▶ Directions
Copy out each line exactly; pictures stay out of the copy.

▶ Given records
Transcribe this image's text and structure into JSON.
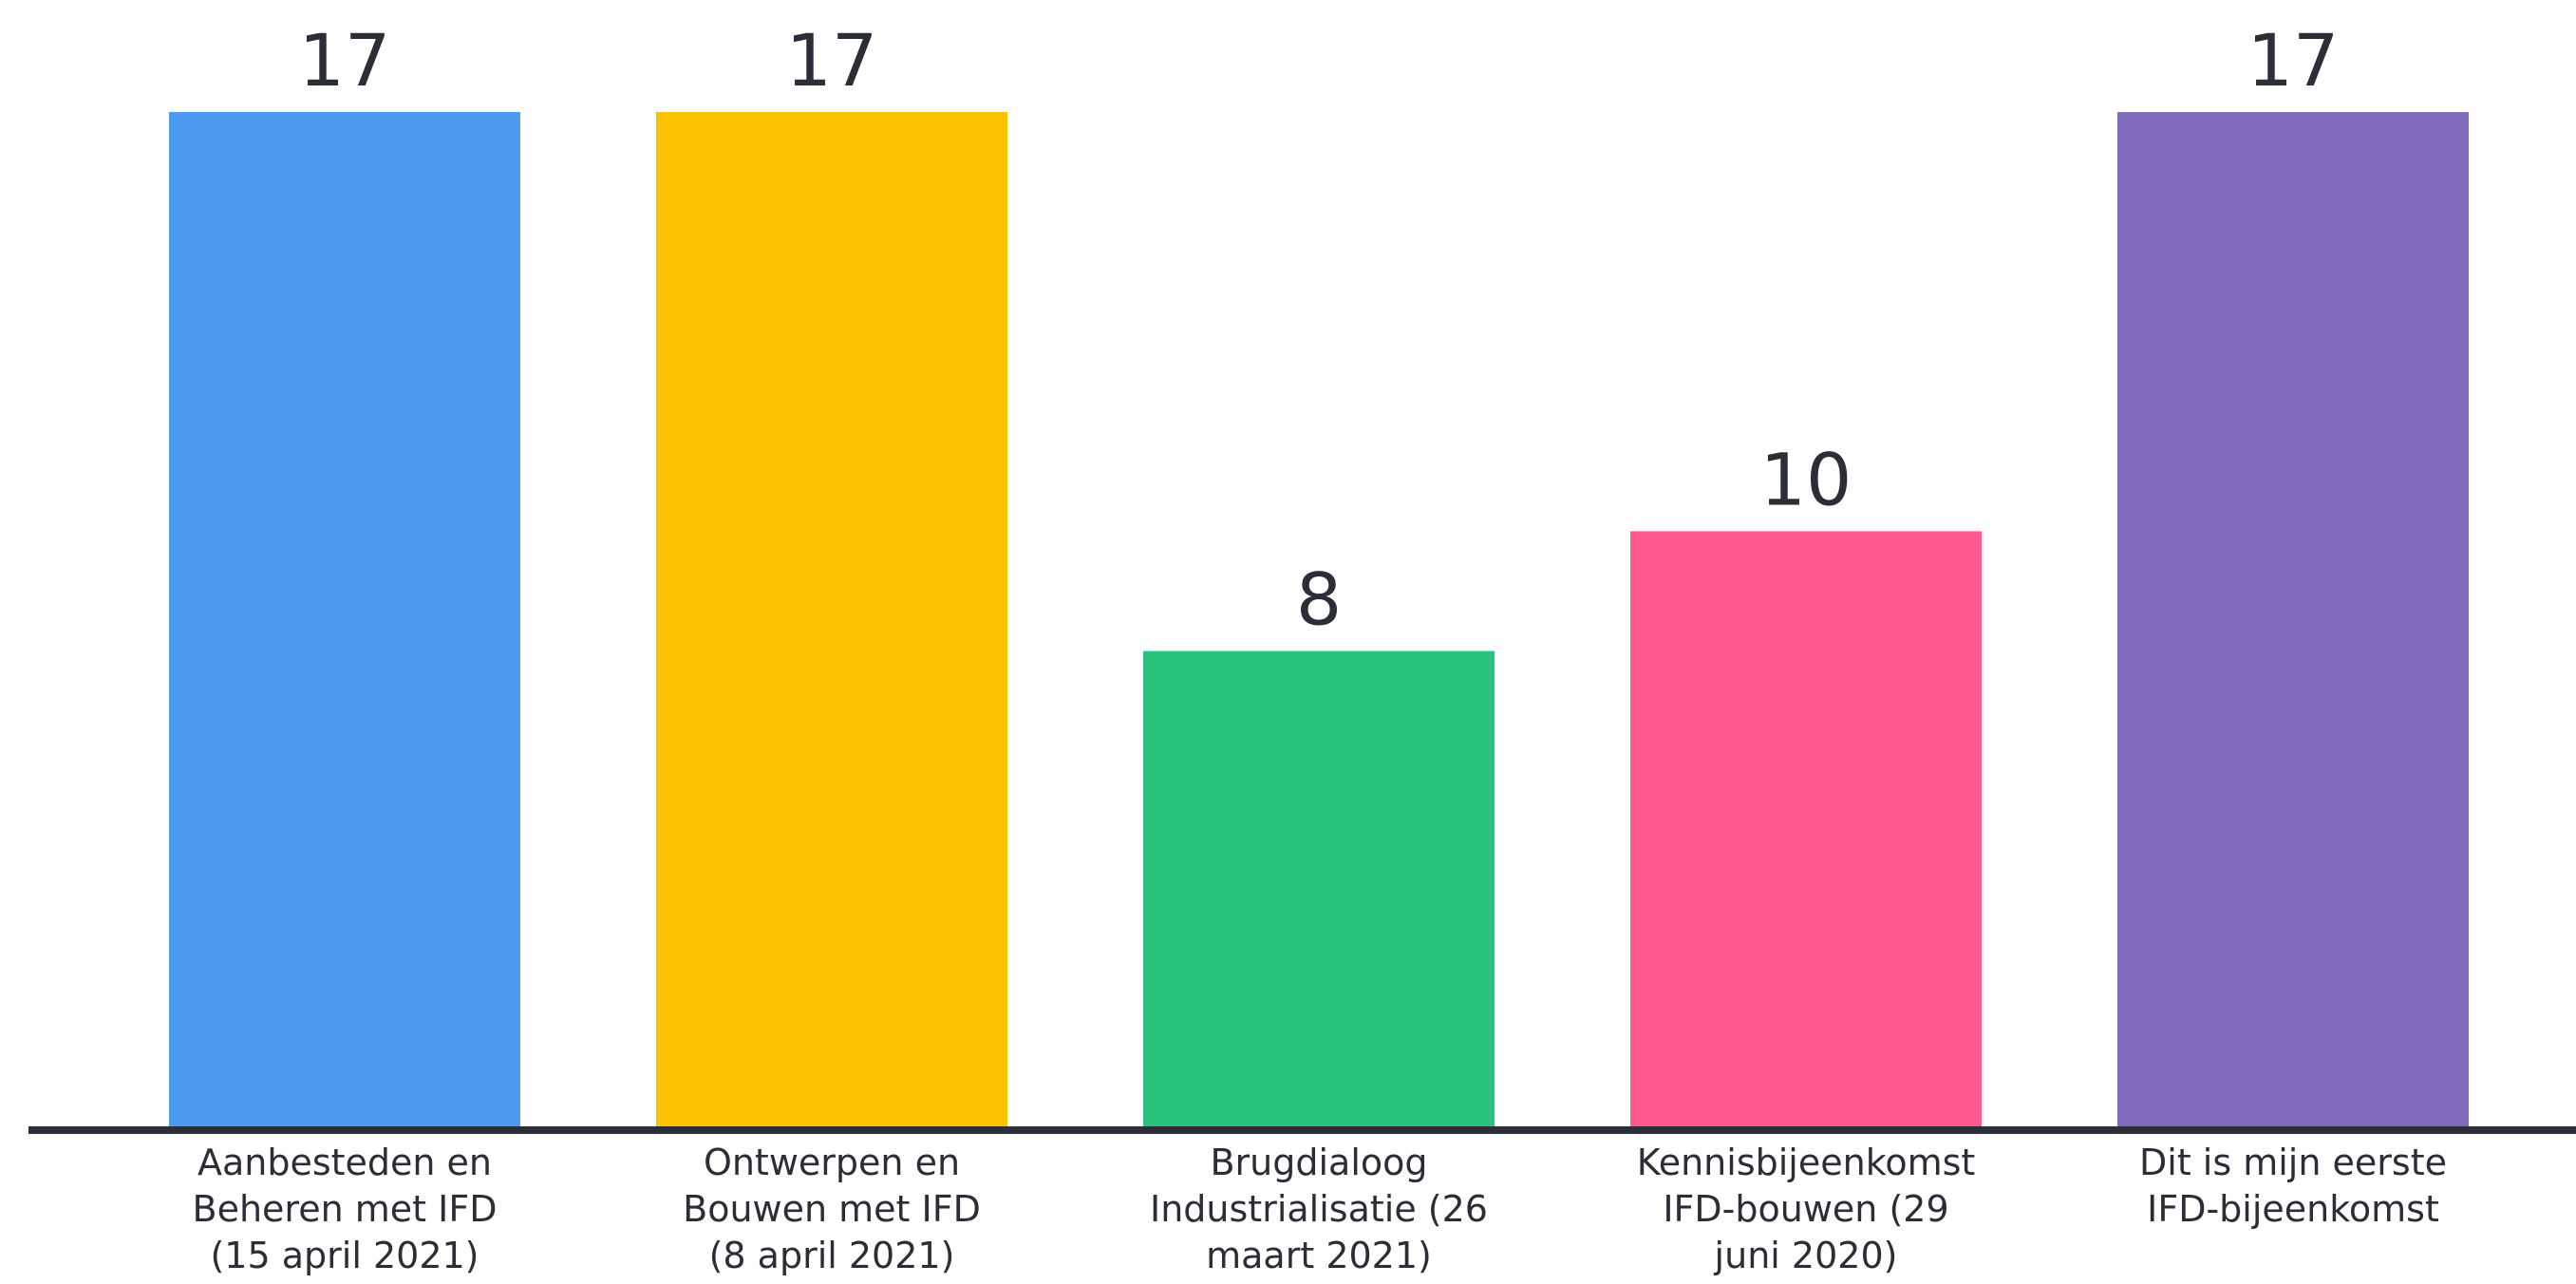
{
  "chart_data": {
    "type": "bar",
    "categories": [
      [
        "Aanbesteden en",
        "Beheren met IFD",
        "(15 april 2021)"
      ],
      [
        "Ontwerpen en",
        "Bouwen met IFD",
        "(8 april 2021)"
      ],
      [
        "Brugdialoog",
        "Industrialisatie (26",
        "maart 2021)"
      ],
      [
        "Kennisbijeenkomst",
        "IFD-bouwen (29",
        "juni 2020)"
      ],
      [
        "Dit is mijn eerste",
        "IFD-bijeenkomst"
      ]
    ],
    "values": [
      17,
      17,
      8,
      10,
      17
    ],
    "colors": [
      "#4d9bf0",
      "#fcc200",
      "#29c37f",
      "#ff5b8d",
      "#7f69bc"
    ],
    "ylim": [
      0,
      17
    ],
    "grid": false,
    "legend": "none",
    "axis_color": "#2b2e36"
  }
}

▶ Exercise result
Transcribe this image's text and structure into JSON.
{
  "chart_data": {
    "type": "bar",
    "categories": [
      [
        "Aanbesteden en",
        "Beheren met IFD",
        "(15 april 2021)"
      ],
      [
        "Ontwerpen en",
        "Bouwen met IFD",
        "(8 april 2021)"
      ],
      [
        "Brugdialoog",
        "Industrialisatie (26",
        "maart 2021)"
      ],
      [
        "Kennisbijeenkomst",
        "IFD-bouwen (29",
        "juni 2020)"
      ],
      [
        "Dit is mijn eerste",
        "IFD-bijeenkomst"
      ]
    ],
    "values": [
      17,
      17,
      8,
      10,
      17
    ],
    "colors": [
      "#4d9bf0",
      "#fcc200",
      "#29c37f",
      "#ff5b8d",
      "#7f69bc"
    ],
    "ylim": [
      0,
      17
    ],
    "grid": false,
    "legend": "none",
    "axis_color": "#2b2e36"
  }
}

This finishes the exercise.